→ Exercise prompt
Transcribe each of the records below exactly, excluding all pictures.

------ Recorded information ------

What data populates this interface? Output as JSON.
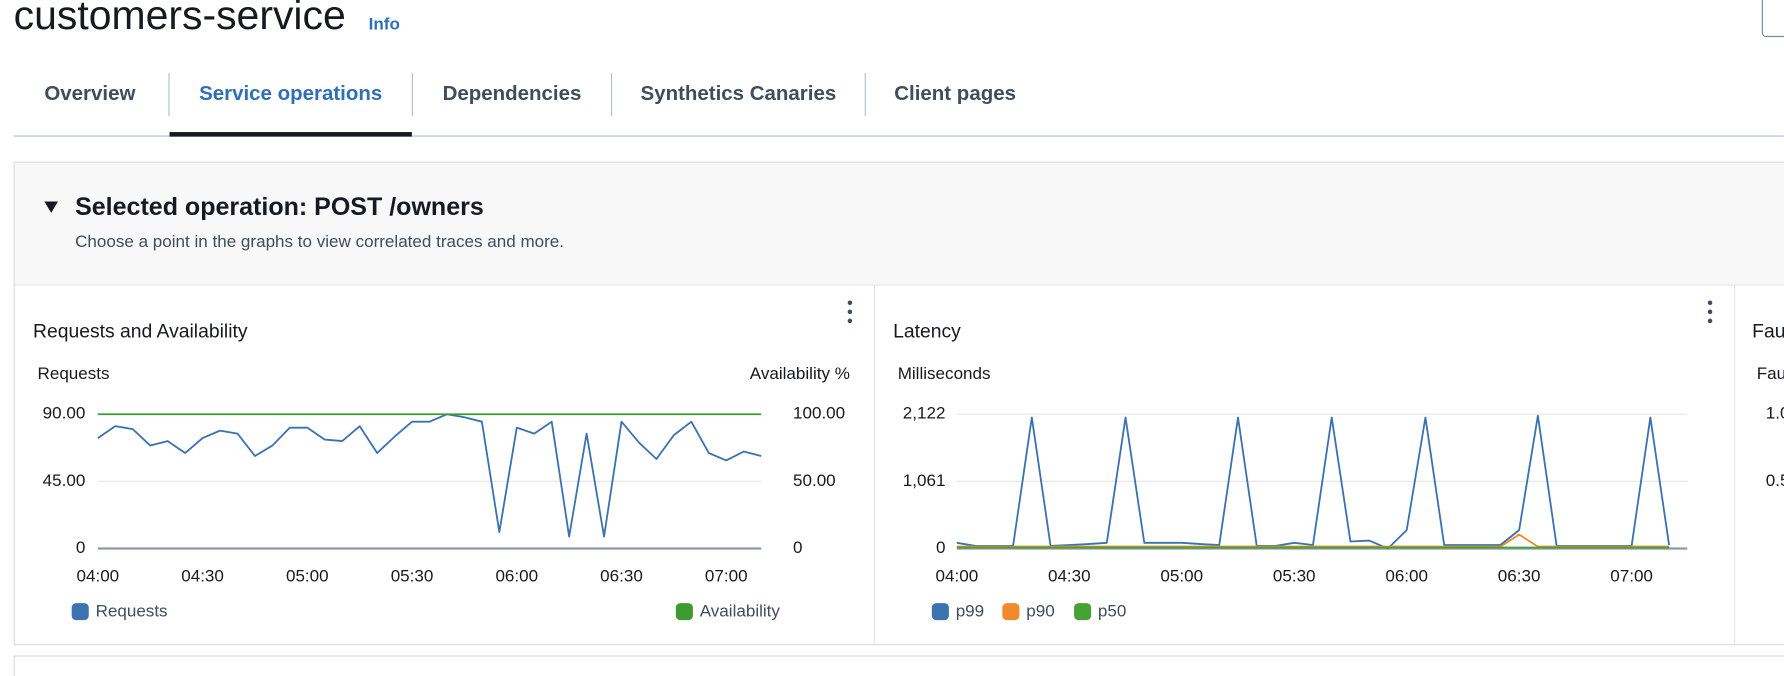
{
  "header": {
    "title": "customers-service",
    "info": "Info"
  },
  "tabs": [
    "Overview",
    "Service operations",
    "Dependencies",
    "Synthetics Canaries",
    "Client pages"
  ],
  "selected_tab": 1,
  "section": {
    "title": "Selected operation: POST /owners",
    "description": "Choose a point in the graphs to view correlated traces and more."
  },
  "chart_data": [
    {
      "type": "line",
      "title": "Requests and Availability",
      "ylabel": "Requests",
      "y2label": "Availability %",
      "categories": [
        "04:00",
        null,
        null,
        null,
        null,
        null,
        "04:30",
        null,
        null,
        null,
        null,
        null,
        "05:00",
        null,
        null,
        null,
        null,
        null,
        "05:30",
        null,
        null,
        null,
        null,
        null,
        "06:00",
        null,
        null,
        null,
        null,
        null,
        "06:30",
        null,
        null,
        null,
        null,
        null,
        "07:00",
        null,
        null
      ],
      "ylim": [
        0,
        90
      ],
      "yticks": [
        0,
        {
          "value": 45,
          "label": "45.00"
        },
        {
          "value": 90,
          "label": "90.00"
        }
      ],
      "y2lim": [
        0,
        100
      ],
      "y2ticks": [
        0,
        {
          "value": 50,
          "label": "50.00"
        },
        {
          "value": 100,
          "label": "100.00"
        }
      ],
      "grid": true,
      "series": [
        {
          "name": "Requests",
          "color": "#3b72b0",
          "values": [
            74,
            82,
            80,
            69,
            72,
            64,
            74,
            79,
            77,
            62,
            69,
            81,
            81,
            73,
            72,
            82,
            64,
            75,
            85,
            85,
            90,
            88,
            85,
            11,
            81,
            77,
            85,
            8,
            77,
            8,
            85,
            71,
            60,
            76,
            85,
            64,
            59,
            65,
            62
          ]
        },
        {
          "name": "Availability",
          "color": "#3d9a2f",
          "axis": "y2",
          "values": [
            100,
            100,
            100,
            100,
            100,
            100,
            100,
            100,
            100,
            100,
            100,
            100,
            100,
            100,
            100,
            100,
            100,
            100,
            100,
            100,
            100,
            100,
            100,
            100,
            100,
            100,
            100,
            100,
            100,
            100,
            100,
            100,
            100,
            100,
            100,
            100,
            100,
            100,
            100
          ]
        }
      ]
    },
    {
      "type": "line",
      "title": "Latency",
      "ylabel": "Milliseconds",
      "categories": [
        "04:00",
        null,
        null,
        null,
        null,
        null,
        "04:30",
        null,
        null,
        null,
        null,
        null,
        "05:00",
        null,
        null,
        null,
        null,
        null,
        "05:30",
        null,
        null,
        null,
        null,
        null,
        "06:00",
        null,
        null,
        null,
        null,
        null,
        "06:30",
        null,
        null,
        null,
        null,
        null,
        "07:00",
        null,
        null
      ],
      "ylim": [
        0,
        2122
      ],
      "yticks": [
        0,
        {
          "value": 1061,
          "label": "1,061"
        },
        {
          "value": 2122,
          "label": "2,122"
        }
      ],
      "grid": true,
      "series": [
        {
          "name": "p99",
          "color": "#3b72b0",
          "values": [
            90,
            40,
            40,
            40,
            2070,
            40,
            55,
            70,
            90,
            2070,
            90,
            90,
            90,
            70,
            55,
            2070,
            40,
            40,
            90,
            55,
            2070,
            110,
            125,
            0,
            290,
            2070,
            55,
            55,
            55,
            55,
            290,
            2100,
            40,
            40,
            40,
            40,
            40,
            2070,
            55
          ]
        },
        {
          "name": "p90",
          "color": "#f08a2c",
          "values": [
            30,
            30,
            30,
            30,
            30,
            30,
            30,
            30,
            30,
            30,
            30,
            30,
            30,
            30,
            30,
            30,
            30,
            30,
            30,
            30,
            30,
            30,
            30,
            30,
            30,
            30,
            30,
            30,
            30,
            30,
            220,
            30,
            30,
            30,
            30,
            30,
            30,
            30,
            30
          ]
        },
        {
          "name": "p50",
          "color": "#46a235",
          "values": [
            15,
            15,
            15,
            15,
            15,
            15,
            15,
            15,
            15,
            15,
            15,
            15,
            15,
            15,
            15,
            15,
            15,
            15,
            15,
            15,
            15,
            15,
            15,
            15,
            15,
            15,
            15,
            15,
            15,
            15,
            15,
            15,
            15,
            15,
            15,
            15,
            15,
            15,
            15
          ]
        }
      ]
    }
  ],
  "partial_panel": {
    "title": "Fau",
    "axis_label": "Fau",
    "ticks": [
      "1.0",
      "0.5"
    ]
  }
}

------

→ Finished answer
What data populates this interface? Output as JSON.
{
  "header": {
    "title": "customers-service",
    "info": "Info"
  },
  "tabs": [
    "Overview",
    "Service operations",
    "Dependencies",
    "Synthetics Canaries",
    "Client pages"
  ],
  "selected_tab": 1,
  "section": {
    "title": "Selected operation: POST /owners",
    "description": "Choose a point in the graphs to view correlated traces and more."
  },
  "chart_data": [
    {
      "type": "line",
      "title": "Requests and Availability",
      "ylabel": "Requests",
      "y2label": "Availability %",
      "categories": [
        "04:00",
        null,
        null,
        null,
        null,
        null,
        "04:30",
        null,
        null,
        null,
        null,
        null,
        "05:00",
        null,
        null,
        null,
        null,
        null,
        "05:30",
        null,
        null,
        null,
        null,
        null,
        "06:00",
        null,
        null,
        null,
        null,
        null,
        "06:30",
        null,
        null,
        null,
        null,
        null,
        "07:00",
        null,
        null
      ],
      "ylim": [
        0,
        90
      ],
      "yticks": [
        0,
        {
          "value": 45,
          "label": "45.00"
        },
        {
          "value": 90,
          "label": "90.00"
        }
      ],
      "y2lim": [
        0,
        100
      ],
      "y2ticks": [
        0,
        {
          "value": 50,
          "label": "50.00"
        },
        {
          "value": 100,
          "label": "100.00"
        }
      ],
      "grid": true,
      "series": [
        {
          "name": "Requests",
          "color": "#3b72b0",
          "values": [
            74,
            82,
            80,
            69,
            72,
            64,
            74,
            79,
            77,
            62,
            69,
            81,
            81,
            73,
            72,
            82,
            64,
            75,
            85,
            85,
            90,
            88,
            85,
            11,
            81,
            77,
            85,
            8,
            77,
            8,
            85,
            71,
            60,
            76,
            85,
            64,
            59,
            65,
            62
          ]
        },
        {
          "name": "Availability",
          "color": "#3d9a2f",
          "axis": "y2",
          "values": [
            100,
            100,
            100,
            100,
            100,
            100,
            100,
            100,
            100,
            100,
            100,
            100,
            100,
            100,
            100,
            100,
            100,
            100,
            100,
            100,
            100,
            100,
            100,
            100,
            100,
            100,
            100,
            100,
            100,
            100,
            100,
            100,
            100,
            100,
            100,
            100,
            100,
            100,
            100
          ]
        }
      ]
    },
    {
      "type": "line",
      "title": "Latency",
      "ylabel": "Milliseconds",
      "categories": [
        "04:00",
        null,
        null,
        null,
        null,
        null,
        "04:30",
        null,
        null,
        null,
        null,
        null,
        "05:00",
        null,
        null,
        null,
        null,
        null,
        "05:30",
        null,
        null,
        null,
        null,
        null,
        "06:00",
        null,
        null,
        null,
        null,
        null,
        "06:30",
        null,
        null,
        null,
        null,
        null,
        "07:00",
        null,
        null
      ],
      "ylim": [
        0,
        2122
      ],
      "yticks": [
        0,
        {
          "value": 1061,
          "label": "1,061"
        },
        {
          "value": 2122,
          "label": "2,122"
        }
      ],
      "grid": true,
      "series": [
        {
          "name": "p99",
          "color": "#3b72b0",
          "values": [
            90,
            40,
            40,
            40,
            2070,
            40,
            55,
            70,
            90,
            2070,
            90,
            90,
            90,
            70,
            55,
            2070,
            40,
            40,
            90,
            55,
            2070,
            110,
            125,
            0,
            290,
            2070,
            55,
            55,
            55,
            55,
            290,
            2100,
            40,
            40,
            40,
            40,
            40,
            2070,
            55
          ]
        },
        {
          "name": "p90",
          "color": "#f08a2c",
          "values": [
            30,
            30,
            30,
            30,
            30,
            30,
            30,
            30,
            30,
            30,
            30,
            30,
            30,
            30,
            30,
            30,
            30,
            30,
            30,
            30,
            30,
            30,
            30,
            30,
            30,
            30,
            30,
            30,
            30,
            30,
            220,
            30,
            30,
            30,
            30,
            30,
            30,
            30,
            30
          ]
        },
        {
          "name": "p50",
          "color": "#46a235",
          "values": [
            15,
            15,
            15,
            15,
            15,
            15,
            15,
            15,
            15,
            15,
            15,
            15,
            15,
            15,
            15,
            15,
            15,
            15,
            15,
            15,
            15,
            15,
            15,
            15,
            15,
            15,
            15,
            15,
            15,
            15,
            15,
            15,
            15,
            15,
            15,
            15,
            15,
            15,
            15
          ]
        }
      ]
    }
  ],
  "partial_panel": {
    "title": "Fau",
    "axis_label": "Fau",
    "ticks": [
      "1.0",
      "0.5"
    ]
  }
}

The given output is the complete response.